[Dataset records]
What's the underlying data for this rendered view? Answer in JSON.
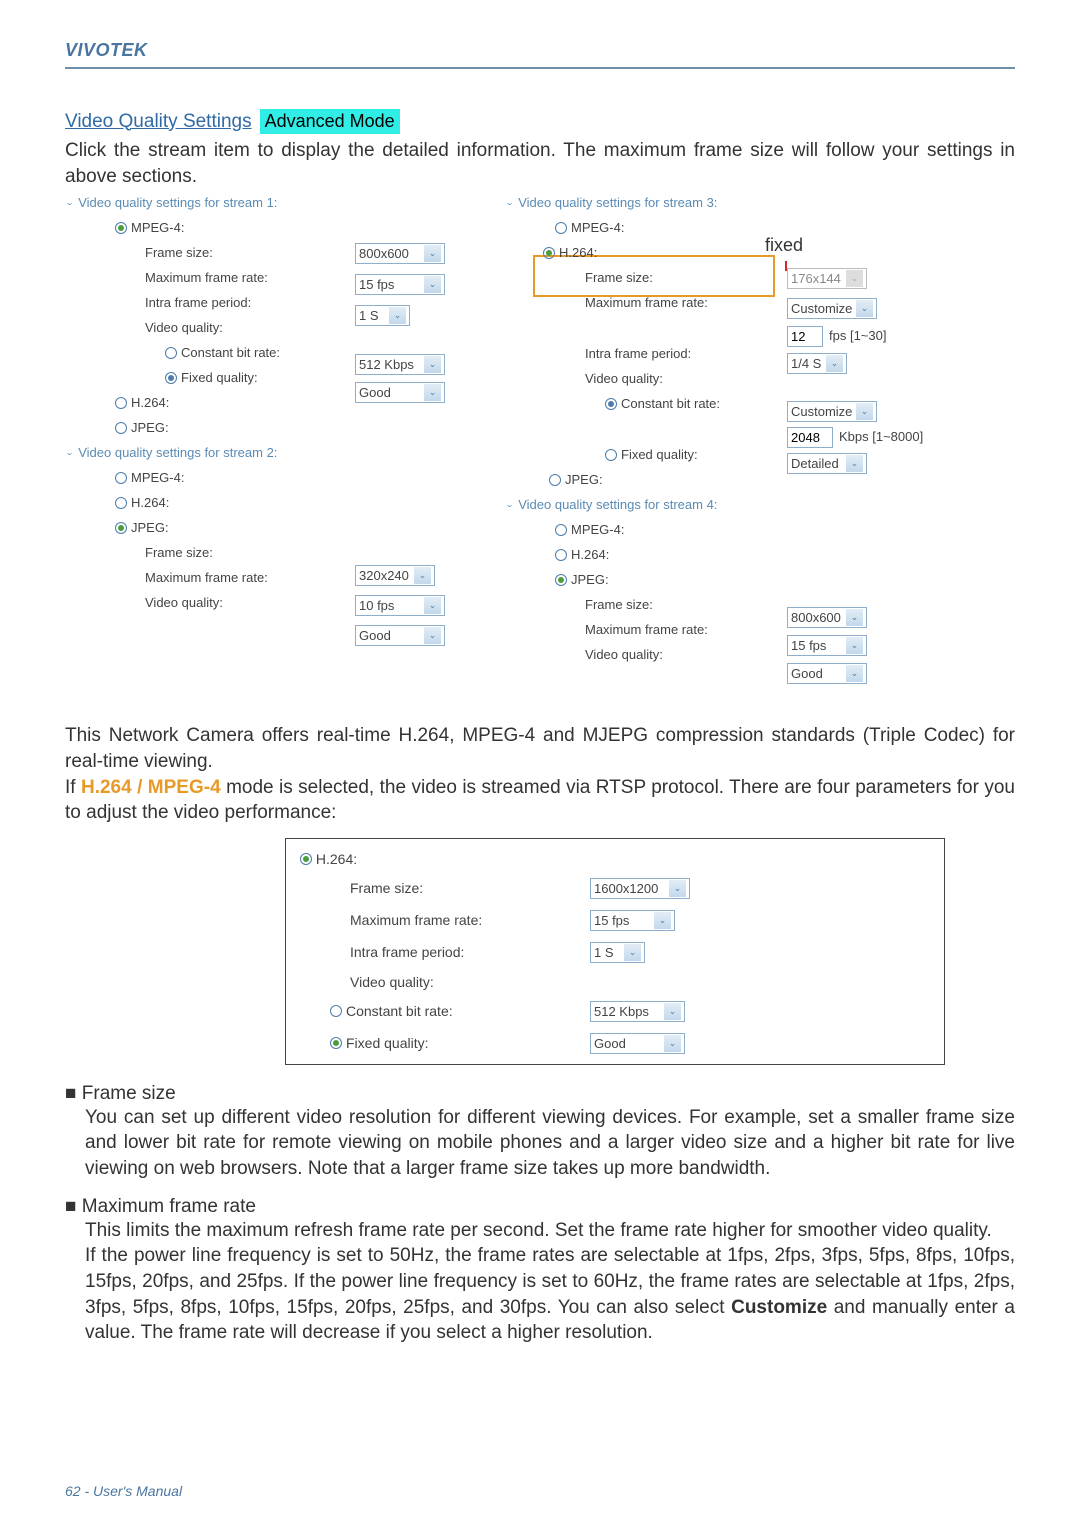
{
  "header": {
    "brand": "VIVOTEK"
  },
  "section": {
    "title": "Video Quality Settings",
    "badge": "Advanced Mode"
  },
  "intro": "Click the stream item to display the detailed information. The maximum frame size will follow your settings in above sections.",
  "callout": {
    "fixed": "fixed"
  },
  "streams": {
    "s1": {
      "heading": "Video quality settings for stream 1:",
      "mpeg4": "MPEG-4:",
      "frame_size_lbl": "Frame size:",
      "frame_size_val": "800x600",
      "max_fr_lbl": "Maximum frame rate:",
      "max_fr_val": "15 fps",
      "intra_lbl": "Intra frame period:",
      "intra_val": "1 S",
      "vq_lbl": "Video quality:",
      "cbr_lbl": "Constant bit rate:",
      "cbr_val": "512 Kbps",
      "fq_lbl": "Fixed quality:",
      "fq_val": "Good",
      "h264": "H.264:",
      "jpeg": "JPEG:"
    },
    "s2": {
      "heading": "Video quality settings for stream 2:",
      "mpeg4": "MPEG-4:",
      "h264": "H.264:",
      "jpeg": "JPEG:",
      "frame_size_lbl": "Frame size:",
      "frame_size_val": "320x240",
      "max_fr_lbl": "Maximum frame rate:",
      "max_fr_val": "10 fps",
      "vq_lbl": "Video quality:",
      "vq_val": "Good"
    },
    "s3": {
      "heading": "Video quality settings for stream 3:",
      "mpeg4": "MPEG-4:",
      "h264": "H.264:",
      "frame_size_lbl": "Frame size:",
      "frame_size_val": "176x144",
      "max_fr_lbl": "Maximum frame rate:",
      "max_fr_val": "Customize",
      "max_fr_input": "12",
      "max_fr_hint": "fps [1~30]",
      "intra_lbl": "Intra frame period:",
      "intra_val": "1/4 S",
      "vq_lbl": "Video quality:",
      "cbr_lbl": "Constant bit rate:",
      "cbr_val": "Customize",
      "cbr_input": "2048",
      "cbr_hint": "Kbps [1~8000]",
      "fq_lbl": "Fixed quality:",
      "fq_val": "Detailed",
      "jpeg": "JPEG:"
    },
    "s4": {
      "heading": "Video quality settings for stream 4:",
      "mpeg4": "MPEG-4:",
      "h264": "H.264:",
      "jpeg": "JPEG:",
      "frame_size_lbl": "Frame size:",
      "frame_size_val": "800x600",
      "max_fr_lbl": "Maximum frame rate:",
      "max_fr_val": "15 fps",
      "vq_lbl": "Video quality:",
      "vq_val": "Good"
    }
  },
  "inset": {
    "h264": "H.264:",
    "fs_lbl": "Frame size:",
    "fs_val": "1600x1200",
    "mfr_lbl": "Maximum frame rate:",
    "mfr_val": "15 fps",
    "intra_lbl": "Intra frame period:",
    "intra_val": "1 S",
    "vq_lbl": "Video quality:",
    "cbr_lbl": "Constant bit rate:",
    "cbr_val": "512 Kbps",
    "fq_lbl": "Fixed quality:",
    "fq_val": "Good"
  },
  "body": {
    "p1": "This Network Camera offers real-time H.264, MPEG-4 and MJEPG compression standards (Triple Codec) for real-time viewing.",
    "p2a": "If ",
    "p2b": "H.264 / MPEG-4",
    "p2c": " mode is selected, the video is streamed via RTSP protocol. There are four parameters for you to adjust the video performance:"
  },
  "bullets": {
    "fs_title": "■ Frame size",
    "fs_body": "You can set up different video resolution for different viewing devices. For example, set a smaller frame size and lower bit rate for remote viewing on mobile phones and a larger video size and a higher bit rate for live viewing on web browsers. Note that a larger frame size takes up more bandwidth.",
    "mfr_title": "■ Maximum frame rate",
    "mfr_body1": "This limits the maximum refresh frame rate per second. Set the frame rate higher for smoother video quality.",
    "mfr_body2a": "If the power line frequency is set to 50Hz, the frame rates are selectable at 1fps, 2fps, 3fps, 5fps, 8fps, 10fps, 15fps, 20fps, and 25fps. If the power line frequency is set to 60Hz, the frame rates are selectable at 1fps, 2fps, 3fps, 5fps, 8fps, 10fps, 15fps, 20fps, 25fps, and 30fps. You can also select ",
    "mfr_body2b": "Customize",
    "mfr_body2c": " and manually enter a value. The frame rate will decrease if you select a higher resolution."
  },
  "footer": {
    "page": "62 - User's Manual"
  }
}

▶ [Your task] Set the data above down again exactly as given, with no pictures.

▶ [Solution to the exercise]
What's the underlying data for this rendered view? Answer in JSON.
{
  "header": {
    "brand": "VIVOTEK"
  },
  "section": {
    "title": "Video Quality Settings",
    "badge": "Advanced Mode"
  },
  "intro": "Click the stream item to display the detailed information. The maximum frame size will follow your settings in above sections.",
  "callout": {
    "fixed": "fixed"
  },
  "streams": {
    "s1": {
      "heading": "Video quality settings for stream 1:",
      "mpeg4": "MPEG-4:",
      "frame_size_lbl": "Frame size:",
      "frame_size_val": "800x600",
      "max_fr_lbl": "Maximum frame rate:",
      "max_fr_val": "15 fps",
      "intra_lbl": "Intra frame period:",
      "intra_val": "1 S",
      "vq_lbl": "Video quality:",
      "cbr_lbl": "Constant bit rate:",
      "cbr_val": "512 Kbps",
      "fq_lbl": "Fixed quality:",
      "fq_val": "Good",
      "h264": "H.264:",
      "jpeg": "JPEG:"
    },
    "s2": {
      "heading": "Video quality settings for stream 2:",
      "mpeg4": "MPEG-4:",
      "h264": "H.264:",
      "jpeg": "JPEG:",
      "frame_size_lbl": "Frame size:",
      "frame_size_val": "320x240",
      "max_fr_lbl": "Maximum frame rate:",
      "max_fr_val": "10 fps",
      "vq_lbl": "Video quality:",
      "vq_val": "Good"
    },
    "s3": {
      "heading": "Video quality settings for stream 3:",
      "mpeg4": "MPEG-4:",
      "h264": "H.264:",
      "frame_size_lbl": "Frame size:",
      "frame_size_val": "176x144",
      "max_fr_lbl": "Maximum frame rate:",
      "max_fr_val": "Customize",
      "max_fr_input": "12",
      "max_fr_hint": "fps [1~30]",
      "intra_lbl": "Intra frame period:",
      "intra_val": "1/4 S",
      "vq_lbl": "Video quality:",
      "cbr_lbl": "Constant bit rate:",
      "cbr_val": "Customize",
      "cbr_input": "2048",
      "cbr_hint": "Kbps [1~8000]",
      "fq_lbl": "Fixed quality:",
      "fq_val": "Detailed",
      "jpeg": "JPEG:"
    },
    "s4": {
      "heading": "Video quality settings for stream 4:",
      "mpeg4": "MPEG-4:",
      "h264": "H.264:",
      "jpeg": "JPEG:",
      "frame_size_lbl": "Frame size:",
      "frame_size_val": "800x600",
      "max_fr_lbl": "Maximum frame rate:",
      "max_fr_val": "15 fps",
      "vq_lbl": "Video quality:",
      "vq_val": "Good"
    }
  },
  "inset": {
    "h264": "H.264:",
    "fs_lbl": "Frame size:",
    "fs_val": "1600x1200",
    "mfr_lbl": "Maximum frame rate:",
    "mfr_val": "15 fps",
    "intra_lbl": "Intra frame period:",
    "intra_val": "1 S",
    "vq_lbl": "Video quality:",
    "cbr_lbl": "Constant bit rate:",
    "cbr_val": "512 Kbps",
    "fq_lbl": "Fixed quality:",
    "fq_val": "Good"
  },
  "body": {
    "p1": "This Network Camera offers real-time H.264, MPEG-4 and MJEPG compression standards (Triple Codec) for real-time viewing.",
    "p2a": "If ",
    "p2b": "H.264 / MPEG-4",
    "p2c": " mode is selected, the video is streamed via RTSP protocol. There are four parameters for you to adjust the video performance:"
  },
  "bullets": {
    "fs_title": "■ Frame size",
    "fs_body": "You can set up different video resolution for different viewing devices. For example, set a smaller frame size and lower bit rate for remote viewing on mobile phones and a larger video size and a higher bit rate for live viewing on web browsers. Note that a larger frame size takes up more bandwidth.",
    "mfr_title": "■ Maximum frame rate",
    "mfr_body1": "This limits the maximum refresh frame rate per second. Set the frame rate higher for smoother video quality.",
    "mfr_body2a": "If the power line frequency is set to 50Hz, the frame rates are selectable at 1fps, 2fps, 3fps, 5fps, 8fps, 10fps, 15fps, 20fps, and 25fps. If the power line frequency is set to 60Hz, the frame rates are selectable at 1fps, 2fps, 3fps, 5fps, 8fps, 10fps, 15fps, 20fps, 25fps, and 30fps. You can also select ",
    "mfr_body2b": "Customize",
    "mfr_body2c": " and manually enter a value. The frame rate will decrease if you select a higher resolution."
  },
  "footer": {
    "page": "62 - User's Manual"
  }
}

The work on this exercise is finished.